Extract all data as written.
== == ==
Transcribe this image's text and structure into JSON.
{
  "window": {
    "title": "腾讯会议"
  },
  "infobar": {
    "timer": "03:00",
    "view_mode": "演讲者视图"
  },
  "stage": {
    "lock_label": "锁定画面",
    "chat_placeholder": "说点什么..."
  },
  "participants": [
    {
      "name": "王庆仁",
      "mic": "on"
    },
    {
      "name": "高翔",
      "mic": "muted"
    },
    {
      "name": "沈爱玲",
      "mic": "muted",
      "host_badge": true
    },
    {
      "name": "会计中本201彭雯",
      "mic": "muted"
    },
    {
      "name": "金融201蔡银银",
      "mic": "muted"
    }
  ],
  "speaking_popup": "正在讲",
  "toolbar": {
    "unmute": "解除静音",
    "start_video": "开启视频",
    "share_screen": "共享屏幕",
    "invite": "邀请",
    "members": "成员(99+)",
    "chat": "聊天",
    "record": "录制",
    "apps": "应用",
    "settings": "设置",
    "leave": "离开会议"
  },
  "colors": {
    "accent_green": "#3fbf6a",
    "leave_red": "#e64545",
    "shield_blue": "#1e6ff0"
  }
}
== == ==
* _Finished exercise_
Transcribe this image's text and structure into JSON.
{
  "window": {
    "title": "腾讯会议"
  },
  "infobar": {
    "timer": "03:00",
    "view_mode": "演讲者视图"
  },
  "stage": {
    "lock_label": "锁定画面",
    "chat_placeholder": "说点什么..."
  },
  "participants": [
    {
      "name": "王庆仁",
      "mic": "on"
    },
    {
      "name": "高翔",
      "mic": "muted"
    },
    {
      "name": "沈爱玲",
      "mic": "muted",
      "host_badge": true
    },
    {
      "name": "会计中本201彭雯",
      "mic": "muted"
    },
    {
      "name": "金融201蔡银银",
      "mic": "muted"
    }
  ],
  "speaking_popup": "正在讲",
  "toolbar": {
    "unmute": "解除静音",
    "start_video": "开启视频",
    "share_screen": "共享屏幕",
    "invite": "邀请",
    "members": "成员(99+)",
    "chat": "聊天",
    "record": "录制",
    "apps": "应用",
    "settings": "设置",
    "leave": "离开会议"
  },
  "colors": {
    "accent_green": "#3fbf6a",
    "leave_red": "#e64545",
    "shield_blue": "#1e6ff0"
  }
}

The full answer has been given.